_TEXTO DA PÁGINA:_
────────────────────

Entretanto, o grande olho da tela que se inclina na direção de outras subjetividades, que se apaixona “voltado para fora” isto é, o cinema que não é feito para a diversão do grande público, entende dolorosamente, como já dizia André Breton, que “o principal inimigo da arte é a vida”. Compreende que os membros do próprio clã hostilizam a criação por que temem a peregrinação do “amor” voltado para longe dos muros da aldeia. Robert Stam no seu livro “Introdução à teoria do cinema” lembra as palavras que em 1958 foram ditas pelo Godard: “estamos sempre sós”. Esta frase resume o preço pago pelo diretor cuja tela procura seus próprios olhos e não os alheios.
O cinema, afastado da relação “incestuosa” com seu público ganha profundidade estilística. Ausência ou presença de estilo diferencia um filme de outro. Entretanto, “estilo” não é uma categoria metafísica. Estilo significa síntese e mudança ao mesmo tempo. Sem estes dois elementos qualquer cinematografia ou qualquer arte torna-se ingênua... Ou melhor, torna-se inerte. E qual é o preço das mudanças estilísticas? Qual o preço de superar a imobilidade de estilo?      
            Muito provavelmente a solidão. Ou ficar com tão pequeno contingente de público que a produção não convença seus potenciais patrocinadores.
Então esconderá alguma verdade aquele pensamento - que faz parte do senso comum cinematográfico - de que o filme “vai ao encontro do seu público”?

────────────────────

_O QUE FAZER:_
[A] Reescreva em forma de lista, de modo mais breve, o parágrafo do texto sobre cinema que começa com “O cinema, afastado da relação”, mantendo seus fatos principais.
[B] Prossiga o texto sobre cinema a partir da última frase apresentada.

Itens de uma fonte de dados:

────────────────────

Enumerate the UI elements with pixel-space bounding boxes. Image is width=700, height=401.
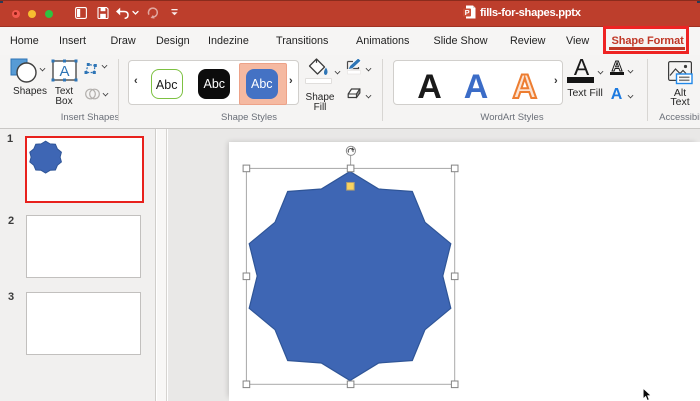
svg-text:A: A	[59, 63, 69, 80]
svg-text:P: P	[465, 7, 470, 16]
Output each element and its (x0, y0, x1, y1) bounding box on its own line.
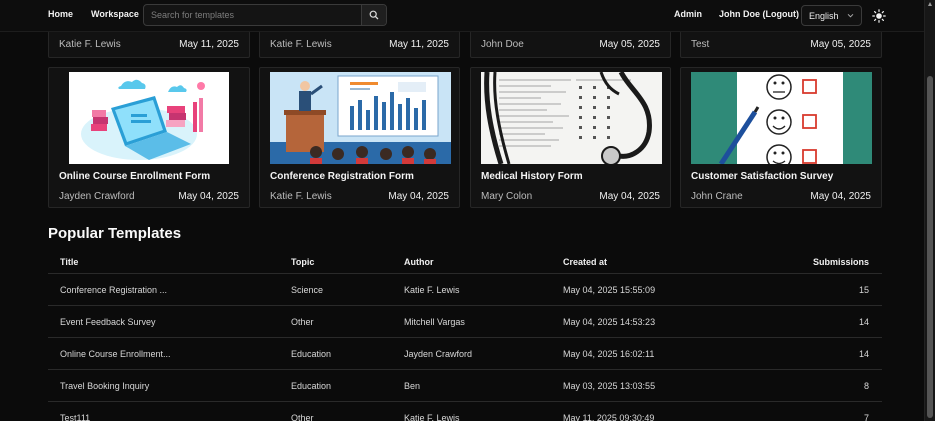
cell-topic: Other (291, 413, 314, 421)
page-scrollbar[interactable] (924, 0, 935, 421)
card-author: Mary Colon (481, 191, 533, 202)
card-author: Katie F. Lewis (270, 39, 332, 50)
language-select-value: English (809, 10, 839, 21)
cell-submissions: 14 (858, 349, 869, 359)
cell-topic: Science (291, 285, 324, 295)
card-author: Jayden Crawford (59, 191, 135, 202)
nav-home-link[interactable]: Home (48, 9, 73, 19)
template-card[interactable]: Katie F. Lewis May 11, 2025 (259, 31, 460, 58)
conference-speaker-illustration (270, 72, 451, 164)
template-card[interactable]: Test May 05, 2025 (680, 31, 882, 58)
card-date: May 04, 2025 (178, 191, 239, 202)
card-title: Conference Registration Form (270, 171, 414, 182)
template-card-conference[interactable]: Conference Registration Form Katie F. Le… (259, 67, 460, 208)
nav-workspace-link[interactable]: Workspace (91, 9, 139, 19)
card-author: Test (691, 39, 710, 50)
card-author: Katie F. Lewis (59, 39, 121, 50)
card-date: May 11, 2025 (389, 39, 449, 50)
table-row[interactable]: Travel Booking Inquiry Education Ben May… (48, 370, 882, 402)
scroll-up-arrow-icon[interactable] (928, 2, 932, 6)
scrollbar-thumb[interactable] (927, 76, 933, 418)
medical-form-stethoscope-photo (481, 72, 662, 164)
cell-title: Event Feedback Survey (60, 317, 156, 327)
cell-submissions: 8 (863, 381, 869, 391)
search-bar (143, 4, 387, 26)
cell-author: Mitchell Vargas (404, 317, 465, 327)
card-title: Customer Satisfaction Survey (691, 171, 834, 182)
template-card[interactable]: John Doe May 05, 2025 (470, 31, 671, 58)
cell-created-at: May 04, 2025 16:02:11 (563, 349, 655, 359)
cell-submissions: 7 (863, 413, 869, 421)
cell-submissions: 15 (858, 285, 869, 295)
laptop-books-illustration (69, 72, 229, 164)
card-date: May 04, 2025 (810, 191, 871, 202)
popular-templates-table: Title Topic Author Created at Submission… (48, 251, 882, 421)
cell-title: Conference Registration ... (60, 285, 168, 295)
popular-templates-heading: Popular Templates (48, 225, 182, 242)
cell-topic: Education (291, 349, 332, 359)
table-row[interactable]: Conference Registration ... Science Kati… (48, 274, 882, 306)
cell-author: Katie F. Lewis (404, 285, 460, 295)
card-thumbnail (270, 72, 451, 164)
cell-author: Jayden Crawford (404, 349, 473, 359)
column-header-title[interactable]: Title (60, 257, 78, 267)
card-author: John Crane (691, 191, 743, 202)
card-date: May 05, 2025 (599, 39, 660, 50)
template-card-customer-satisfaction[interactable]: Customer Satisfaction Survey John Crane … (680, 67, 882, 208)
search-input[interactable] (144, 5, 361, 25)
table-header: Title Topic Author Created at Submission… (48, 251, 882, 274)
card-date: May 05, 2025 (810, 39, 871, 50)
column-header-topic[interactable]: Topic (291, 257, 314, 267)
column-header-created-at[interactable]: Created at (563, 257, 607, 267)
card-thumbnail (691, 72, 872, 164)
cell-title: Test111 (60, 413, 91, 421)
card-thumbnail (59, 72, 240, 164)
language-select[interactable]: English (801, 5, 862, 26)
card-title: Online Course Enrollment Form (59, 171, 211, 182)
cell-created-at: May 04, 2025 14:53:23 (563, 317, 656, 327)
cell-submissions: 14 (858, 317, 869, 327)
card-date: May 04, 2025 (388, 191, 449, 202)
template-card-online-course[interactable]: Online Course Enrollment Form Jayden Cra… (48, 67, 250, 208)
card-author: Katie F. Lewis (270, 191, 332, 202)
satisfaction-survey-illustration (691, 72, 872, 164)
table-row[interactable]: Online Course Enrollment... Education Ja… (48, 338, 882, 370)
table-row[interactable]: Test111 Other Katie F. Lewis May 11, 202… (48, 402, 882, 421)
cell-title: Travel Booking Inquiry (60, 381, 150, 391)
template-card-medical-history[interactable]: Medical History Form Mary Colon May 04, … (470, 67, 671, 208)
table-row[interactable]: Event Feedback Survey Other Mitchell Var… (48, 306, 882, 338)
card-date: May 11, 2025 (179, 39, 239, 50)
cell-created-at: May 04, 2025 15:55:09 (563, 285, 656, 295)
nav-admin-link[interactable]: Admin (674, 9, 702, 19)
top-navbar: Home Workspace Admin John Doe (Logout) E… (0, 0, 924, 32)
card-author: John Doe (481, 39, 524, 50)
cell-topic: Education (291, 381, 332, 391)
nav-user-logout-link[interactable]: John Doe (Logout) (719, 9, 799, 19)
cell-topic: Other (291, 317, 314, 327)
cell-title: Online Course Enrollment... (60, 349, 171, 359)
cell-created-at: May 03, 2025 13:03:55 (563, 381, 656, 391)
column-header-author[interactable]: Author (404, 257, 434, 267)
card-date: May 04, 2025 (599, 191, 660, 202)
cell-author: Katie F. Lewis (404, 413, 460, 421)
card-thumbnail (481, 72, 662, 164)
search-button[interactable] (361, 5, 386, 25)
search-icon (369, 10, 379, 20)
cell-created-at: May 11, 2025 09:30:49 (563, 413, 655, 421)
sun-icon[interactable] (872, 9, 886, 23)
chevron-down-icon (847, 13, 854, 18)
template-card[interactable]: Katie F. Lewis May 11, 2025 (48, 31, 250, 58)
card-title: Medical History Form (481, 171, 583, 182)
cell-author: Ben (404, 381, 421, 391)
column-header-submissions[interactable]: Submissions (813, 257, 869, 267)
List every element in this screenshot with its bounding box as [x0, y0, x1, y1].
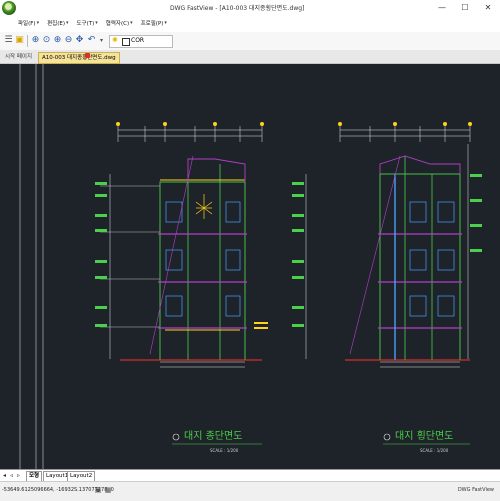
layer-name: COR	[131, 37, 145, 44]
menu-bar: 파일(F) ▾ 편집(E) ▾ 도구(T) ▾ 협력자(C) ▾ 프로필(P) ▾	[18, 16, 175, 30]
menu-tools[interactable]: 도구(T) ▾	[77, 19, 98, 27]
drawing-canvas[interactable]: 대지 종단면도 SCALE : 1/200 대지 횡단면도 SCALE : 1/…	[0, 64, 500, 469]
zoom-window-icon[interactable]: ⊙	[41, 35, 52, 46]
window-title: DWG FastView - [A10-003 대지종횡단면도.dwg]	[170, 5, 305, 12]
next-tab-icon[interactable]: ▹	[17, 471, 20, 480]
lightbulb-icon: ✺	[112, 36, 118, 44]
tab-start-page[interactable]: 시작 페이지	[2, 52, 35, 62]
toolbar-divider	[27, 35, 28, 47]
toolbar: ☰ ▣ ⊕ ⊙ ⊕ ⊖ ✥ ↶ ▾ ✺ COR	[0, 32, 500, 51]
title-bar: DWG FastView - [A10-003 대지종횡단면도.dwg] — ☐…	[0, 0, 500, 16]
menu-edit[interactable]: 편집(E) ▾	[47, 19, 68, 27]
left-section-drawing	[95, 122, 268, 368]
prev-tab-icon[interactable]: ◃	[10, 471, 13, 480]
first-tab-icon[interactable]: ◂	[3, 471, 6, 480]
menu-profile[interactable]: 프로필(P) ▾	[141, 19, 167, 27]
lock-icon[interactable]: ▣	[94, 486, 102, 494]
tab-drawing[interactable]: A10-003 대지종횡단면도.dwg	[38, 52, 120, 64]
close-button[interactable]: ✕	[478, 1, 498, 14]
layer-dropdown[interactable]: ✺ COR	[109, 35, 173, 48]
right-drawing-title: 대지 횡단면도	[395, 430, 453, 442]
status-bar: -53649.6125096664, -16932S.137077178, 0 …	[0, 481, 500, 501]
chevron-down-icon: ▾	[36, 20, 40, 26]
status-app-name: DWG FastView	[457, 487, 494, 493]
right-section-drawing	[292, 122, 482, 368]
open-folder-icon[interactable]: ▣	[14, 35, 25, 46]
cad-drawing: 대지 종단면도 SCALE : 1/200 대지 횡단면도 SCALE : 1/…	[19, 64, 482, 469]
chevron-down-icon: ▾	[130, 20, 133, 26]
left-drawing-scale: SCALE : 1/200	[210, 448, 239, 453]
menu-file[interactable]: 파일(F) ▾	[18, 19, 39, 27]
layout-tab-bar: ◂ ◃ ▹ 모형 Layout1 Layout2	[0, 469, 500, 482]
chevron-down-icon: ▾	[65, 20, 69, 26]
zoom-in-icon[interactable]: ⊕	[52, 35, 63, 46]
menu-collaborate[interactable]: 협력자(C) ▾	[106, 19, 133, 27]
zoom-out-icon[interactable]: ⊖	[63, 35, 74, 46]
left-drawing-title: 대지 종단면도	[184, 430, 242, 442]
tab-bar: 시작 페이지 A10-003 대지종횡단면도.dwg	[0, 50, 500, 64]
minimize-button[interactable]: —	[432, 1, 452, 14]
right-drawing-scale: SCALE : 1/200	[420, 448, 449, 453]
chevron-down-icon[interactable]: ▾	[96, 35, 107, 46]
zoom-extents-icon[interactable]: ⊕	[30, 35, 41, 46]
maximize-button[interactable]: ☐	[455, 1, 475, 14]
grid-icon[interactable]: ▦	[104, 486, 112, 494]
chevron-down-icon: ▾	[164, 20, 167, 26]
layer-color-swatch	[122, 38, 130, 46]
menu-icon[interactable]: ☰	[3, 35, 14, 46]
close-tab-icon[interactable]	[85, 53, 90, 58]
app-logo-icon[interactable]	[2, 1, 16, 15]
chevron-down-icon: ▾	[95, 20, 98, 26]
pan-icon[interactable]: ✥	[74, 35, 85, 46]
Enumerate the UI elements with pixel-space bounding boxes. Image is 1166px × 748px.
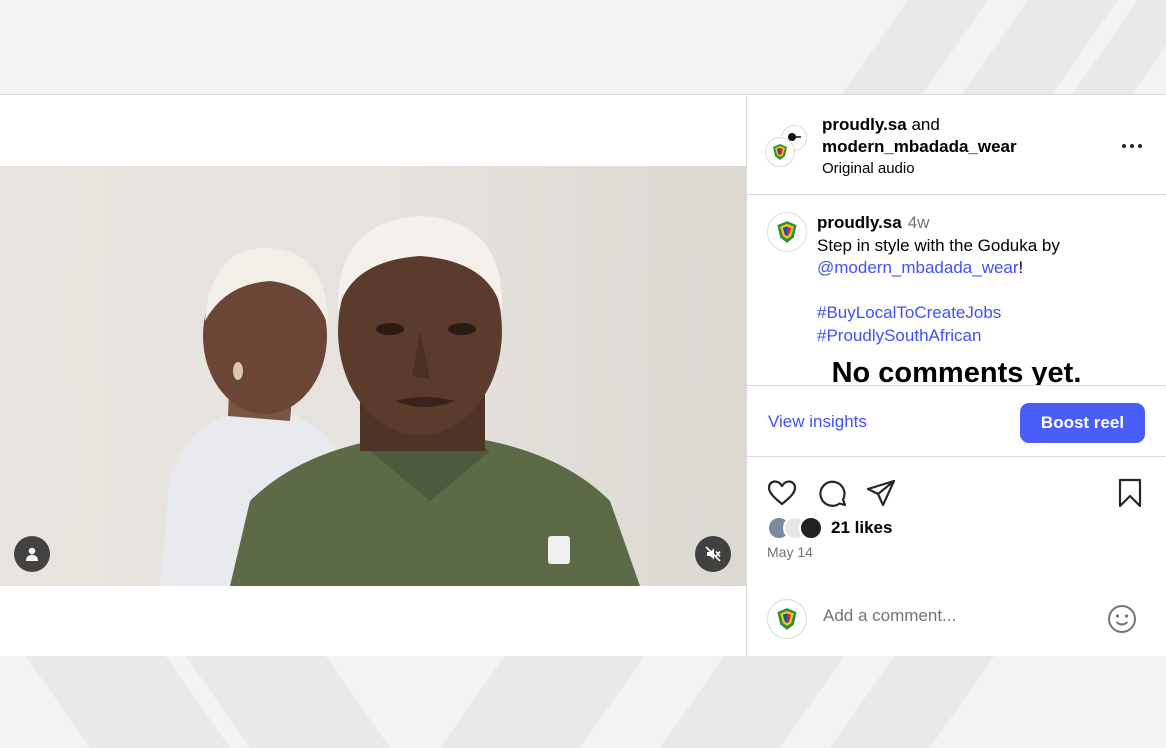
mute-icon <box>705 546 721 562</box>
author-username[interactable]: proudly.sa <box>822 115 907 134</box>
current-user-avatar <box>767 599 807 639</box>
caption-body-text: Step in style with the Goduka by <box>817 235 1060 255</box>
author-avatars[interactable] <box>765 125 809 169</box>
video-person-front <box>230 216 640 586</box>
post-date: May 14 <box>767 544 813 560</box>
boost-reel-button[interactable]: Boost reel <box>1020 403 1145 443</box>
comment-input[interactable] <box>823 606 1093 626</box>
share-icon[interactable] <box>865 477 897 509</box>
caption-author-avatar[interactable] <box>767 212 807 252</box>
action-bar <box>747 473 1166 513</box>
bookmark-icon[interactable] <box>1114 477 1146 509</box>
more-icon[interactable] <box>1120 136 1144 156</box>
comment-row <box>747 589 1166 649</box>
media-area <box>0 95 746 656</box>
hashtag-link-2[interactable]: #ProudlySouthAfrican <box>817 325 1147 348</box>
caption-time: 4w <box>907 213 930 232</box>
post-header: proudly.sa and modern_mbadada_wear Origi… <box>747 95 1166 195</box>
view-insights-link[interactable]: View insights <box>768 412 867 432</box>
caption-author[interactable]: proudly.sa <box>817 213 902 232</box>
heart-icon[interactable] <box>766 477 798 509</box>
post-modal: proudly.sa and modern_mbadada_wear Origi… <box>0 94 1166 656</box>
likes-count[interactable]: 21 likes <box>831 518 892 538</box>
proudly-sa-logo-icon <box>777 221 797 243</box>
proudly-sa-logo-icon <box>773 144 787 160</box>
proudly-sa-logo-icon <box>777 608 797 630</box>
post-side-panel: proudly.sa and modern_mbadada_wear Origi… <box>747 95 1166 656</box>
mute-button[interactable] <box>695 536 731 572</box>
caption-exclamation: ! <box>1018 258 1024 277</box>
reel-video[interactable] <box>0 166 746 586</box>
caption-mention-link[interactable]: @modern_mbadada_wear <box>817 258 1019 277</box>
caption-text: proudly.sa 4w Step in style with the Godu… <box>817 212 1147 347</box>
hashtag-link-1[interactable]: #BuyLocalToCreateJobs <box>817 302 1147 325</box>
liker-avatar <box>799 516 823 540</box>
caption-area: proudly.sa 4w Step in style with the Godu… <box>747 195 1166 385</box>
likes-row[interactable]: 21 likes <box>767 515 892 541</box>
comment-icon[interactable] <box>816 477 848 509</box>
emoji-icon[interactable] <box>1106 603 1138 635</box>
collaborator-username[interactable]: modern_mbadada_wear <box>822 136 1017 158</box>
author-avatar <box>765 137 795 167</box>
tagged-users-button[interactable] <box>14 536 50 572</box>
audio-label[interactable]: Original audio <box>822 158 1017 180</box>
header-joiner: and <box>911 115 940 134</box>
user-tag-icon <box>26 547 38 561</box>
post-header-text: proudly.sa and modern_mbadada_wear Origi… <box>822 114 1017 180</box>
no-comments-heading: No comments yet. <box>831 357 1082 385</box>
insights-bar: View insights Boost reel <box>747 385 1166 457</box>
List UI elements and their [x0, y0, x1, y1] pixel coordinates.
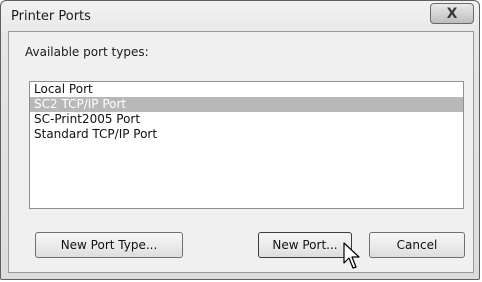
close-button[interactable]: X [430, 3, 474, 24]
port-item-sc2-tcpip[interactable]: SC2 TCP/IP Port [30, 97, 463, 112]
new-port-type-button[interactable]: New Port Type... [35, 232, 183, 258]
port-item-standard-tcpip[interactable]: Standard TCP/IP Port [30, 127, 463, 142]
new-port-button[interactable]: New Port... [258, 232, 352, 258]
printer-ports-dialog: Printer Ports X Available port types: Lo… [0, 0, 480, 280]
port-item-local[interactable]: Local Port [30, 82, 463, 97]
mouse-pointer-icon [343, 242, 360, 269]
dialog-title: Printer Ports [11, 9, 91, 24]
cancel-button[interactable]: Cancel [369, 232, 465, 258]
available-port-types-label: Available port types: [25, 45, 149, 59]
port-item-sc-print2005[interactable]: SC-Print2005 Port [30, 112, 463, 127]
port-types-listbox[interactable]: Local Port SC2 TCP/IP Port SC-Print2005 … [29, 81, 464, 209]
close-icon: X [446, 5, 458, 22]
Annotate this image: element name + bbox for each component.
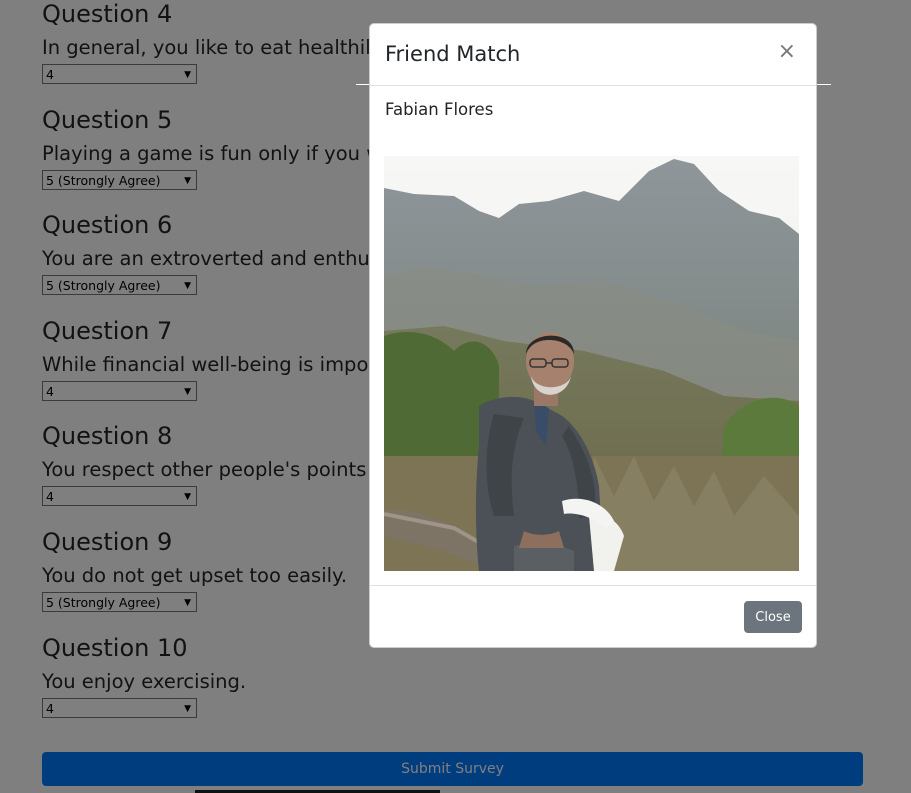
modal-footer: Close [370,585,816,648]
modal-title: Friend Match [385,42,521,66]
close-icon[interactable]: × [772,38,802,65]
friend-match-modal: Friend Match × Fabian Flores Close [369,23,817,648]
match-name: Fabian Flores [385,100,494,119]
match-photo [384,156,799,571]
close-button[interactable]: Close [744,601,802,633]
modal-header: Friend Match × [370,24,816,86]
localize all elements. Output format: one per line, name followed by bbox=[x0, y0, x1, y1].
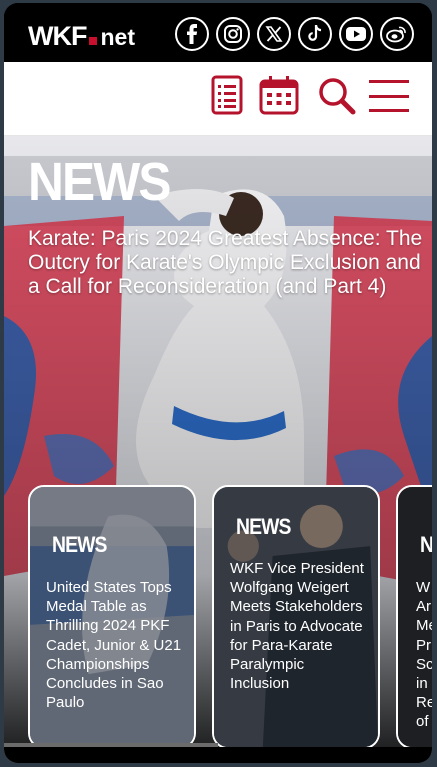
news-card[interactable]: NEWS WKF Vice President Wolfgang Weigert… bbox=[212, 485, 380, 749]
top-bar: WKF net bbox=[4, 3, 432, 62]
x-icon[interactable] bbox=[257, 17, 291, 51]
news-carousel: NEWS United States Tops Medal Table as T… bbox=[4, 485, 432, 763]
weibo-icon[interactable] bbox=[380, 17, 414, 51]
news-card-label: NEWS bbox=[52, 532, 107, 557]
facebook-icon[interactable] bbox=[175, 17, 209, 51]
news-card-label: NEWS bbox=[236, 514, 291, 539]
app-frame: WKF net NEWS Karate: Paris 2024 Greatest… bbox=[4, 3, 432, 763]
calendar-icon[interactable] bbox=[258, 74, 300, 121]
logo-dot bbox=[89, 37, 98, 45]
news-card-title: WKF Vice President Wolfgang Weigert Meet… bbox=[230, 560, 364, 693]
search-icon[interactable] bbox=[317, 76, 357, 121]
news-card-title: W Ar Me Pr Sc in Re of bbox=[416, 579, 432, 731]
social-links bbox=[175, 17, 414, 51]
hero-headline[interactable]: Karate: Paris 2024 Greatest Absence: The… bbox=[28, 227, 423, 299]
youtube-icon[interactable] bbox=[339, 17, 373, 51]
carousel-track bbox=[4, 747, 432, 763]
hero-category-label: NEWS bbox=[28, 152, 172, 212]
carousel-scrollbar[interactable] bbox=[4, 743, 218, 747]
news-card[interactable]: NEWS United States Tops Medal Table as T… bbox=[28, 485, 196, 749]
instagram-icon[interactable] bbox=[216, 17, 250, 51]
news-card-title: United States Tops Medal Table as Thrill… bbox=[46, 579, 182, 712]
logo-suffix: net bbox=[100, 24, 135, 50]
hero-section[interactable]: NEWS Karate: Paris 2024 Greatest Absence… bbox=[4, 136, 432, 763]
logo-main: WKF bbox=[28, 21, 87, 51]
main-nav bbox=[4, 62, 432, 136]
list-icon[interactable] bbox=[210, 74, 244, 121]
site-logo[interactable]: WKF net bbox=[28, 21, 135, 52]
menu-icon[interactable] bbox=[368, 78, 410, 119]
tiktok-icon[interactable] bbox=[298, 17, 332, 51]
news-card-label: N bbox=[420, 532, 432, 557]
news-card[interactable]: N W Ar Me Pr Sc in Re of bbox=[396, 485, 432, 749]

────────────────────

_RESPOSTAS EM ORDEM:_
[A]
- Longe da relação “incestuosa” com o público, o cinema ganha profundidade estilística.
- A ausência ou presença de estilo distingue um filme de outro.
- Estilo não é uma categoria metafísica: significa, ao mesmo tempo, síntese e mudança.
- Sem esses dois elementos, qualquer cinematografia ou arte se torna ingênua, ou melhor, inerte.
- Fica a pergunta: qual é o preço das mudanças estilísticas e de superar a imobilidade de estilo?

[B]
Pensemos sobre profundidade estilística, ou sobre diretores, ou sobre filmes que decidem caminhar afastados do público.
O espectador. Aquele elemento imponderável que enche ou se ausenta das salas por motivos “quase” inexplicáveis e que provavelmente se identifica com o que está sendo projetado por que quer entender quem ele é antes de morrer, a semelhança do soldado agonizante no quadro do Filoxeno[3].

PS: Dedico este post aos meus admirados alunos de métodos no curso de cinema IESB- Brasília: Alanna Pinheiro Amorim, Sandro Villanova, Cássio Oliveira, Pezão, Teninson... eles ajudaram a objetivar estes pensamentos . Obrigado menina obrigado meninos. 

[1]História de conflito humano escrita por Esquilo na Grécia antiga.
[2] Poeta norte-americano (1887 – 1962)
[3] Refiro-me ao quadro do pintor grego Filoxeno de Erétria  (435 a C - 380 a C) onde foi eternizada a batalha de Issos em Pompeya.